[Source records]
## begin
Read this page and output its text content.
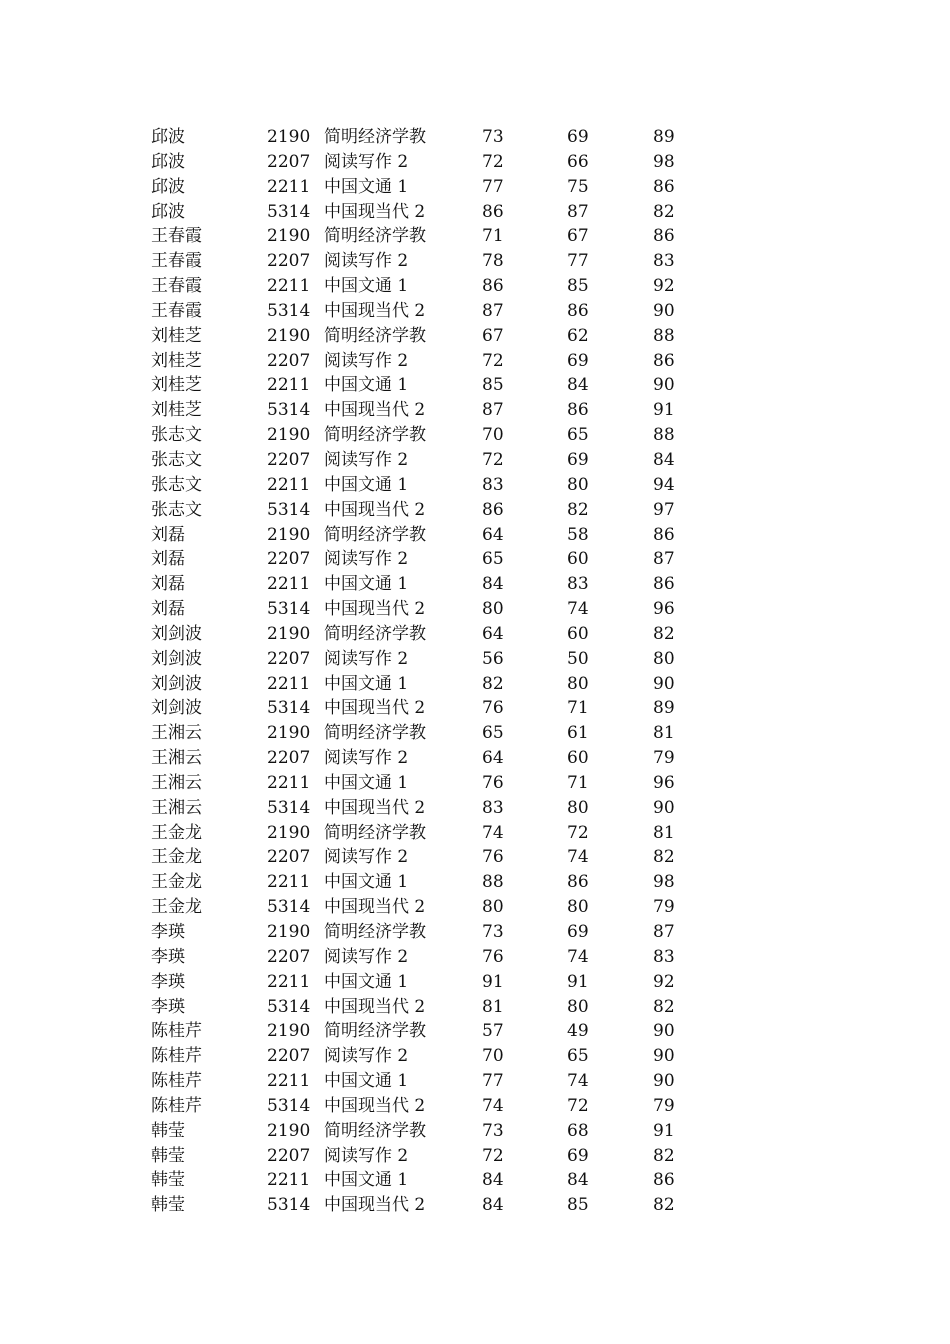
邱波	2190 简明经济学教	73	69	89
邱波	2207 阅读写作 2	72	66	98
邱波	2211 中国文通 1	77	75	86
邱波	5314 中国现当代 2	86	87	82
王春霞	2190 简明经济学教	71	67	86
王春霞	2207 阅读写作 2	78	77	83
王春霞	2211 中国文通 1	86	85	92
王春霞	5314 中国现当代 2	87	86	90
刘桂芝	2190 简明经济学教	67	62	88
刘桂芝	2207 阅读写作 2	72	69	86
刘桂芝	2211 中国文通 1	85	84	90
刘桂芝	5314 中国现当代 2	87	86	91
张志文	2190 简明经济学教	70	65	88
张志文	2207 阅读写作 2	72	69	84
张志文	2211 中国文通 1	83	80	94
张志文	5314 中国现当代 2	86	82	97
刘磊	2190 简明经济学教	64	58	86
刘磊	2207 阅读写作 2	65	60	87
刘磊	2211 中国文通 1	84	83	86
刘磊	5314 中国现当代 2	80	74	96
刘剑波	2190 简明经济学教	64	60	82
刘剑波	2207 阅读写作 2	56	50	80
刘剑波	2211 中国文通 1	82	80	90
刘剑波	5314 中国现当代 2	76	71	89
王湘云	2190 简明经济学教	65	61	81
王湘云	2207 阅读写作 2	64	60	79
王湘云	2211 中国文通 1	76	71	96
王湘云	5314 中国现当代 2	83	80	90
王金龙	2190 简明经济学教	74	72	81
王金龙	2207 阅读写作 2	76	74	82
王金龙	2211 中国文通 1	88	86	98
王金龙	5314 中国现当代 2	80	80	79
李瑛	2190 简明经济学教	73	69	87
李瑛	2207 阅读写作 2	76	74	83
李瑛	2211 中国文通 1	91	91	92
李瑛	5314 中国现当代 2	81	80	82
陈桂芹	2190 简明经济学教	57	49	90
陈桂芹	2207 阅读写作 2	70	65	90
陈桂芹	2211 中国文通 1	77	74	90
陈桂芹	5314 中国现当代 2	74	72	79
韩莹	2190 简明经济学教	73	68	91
韩莹	2207 阅读写作 2	72	69	82
韩莹	2211 中国文通 1	84	84	86
韩莹	5314 中国现当代 2	84	85	82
## end
#### GIVEN REQUEST:
None of the pictures should appear; repeat the records exactly otherwise.

#### RIGHT ANSWER:
Read this page and output its text content.
邱波	2190 简明经济学教	73	69	89
邱波	2207 阅读写作 2	72	66	98
邱波	2211 中国文通 1	77	75	86
邱波	5314 中国现当代 2	86	87	82
王春霞	2190 简明经济学教	71	67	86
王春霞	2207 阅读写作 2	78	77	83
王春霞	2211 中国文通 1	86	85	92
王春霞	5314 中国现当代 2	87	86	90
刘桂芝	2190 简明经济学教	67	62	88
刘桂芝	2207 阅读写作 2	72	69	86
刘桂芝	2211 中国文通 1	85	84	90
刘桂芝	5314 中国现当代 2	87	86	91
张志文	2190 简明经济学教	70	65	88
张志文	2207 阅读写作 2	72	69	84
张志文	2211 中国文通 1	83	80	94
张志文	5314 中国现当代 2	86	82	97
刘磊	2190 简明经济学教	64	58	86
刘磊	2207 阅读写作 2	65	60	87
刘磊	2211 中国文通 1	84	83	86
刘磊	5314 中国现当代 2	80	74	96
刘剑波	2190 简明经济学教	64	60	82
刘剑波	2207 阅读写作 2	56	50	80
刘剑波	2211 中国文通 1	82	80	90
刘剑波	5314 中国现当代 2	76	71	89
王湘云	2190 简明经济学教	65	61	81
王湘云	2207 阅读写作 2	64	60	79
王湘云	2211 中国文通 1	76	71	96
王湘云	5314 中国现当代 2	83	80	90
王金龙	2190 简明经济学教	74	72	81
王金龙	2207 阅读写作 2	76	74	82
王金龙	2211 中国文通 1	88	86	98
王金龙	5314 中国现当代 2	80	80	79
李瑛	2190 简明经济学教	73	69	87
李瑛	2207 阅读写作 2	76	74	83
李瑛	2211 中国文通 1	91	91	92
李瑛	5314 中国现当代 2	81	80	82
陈桂芹	2190 简明经济学教	57	49	90
陈桂芹	2207 阅读写作 2	70	65	90
陈桂芹	2211 中国文通 1	77	74	90
陈桂芹	5314 中国现当代 2	74	72	79
韩莹	2190 简明经济学教	73	68	91
韩莹	2207 阅读写作 2	72	69	82
韩莹	2211 中国文通 1	84	84	86
韩莹	5314 中国现当代 2	84	85	82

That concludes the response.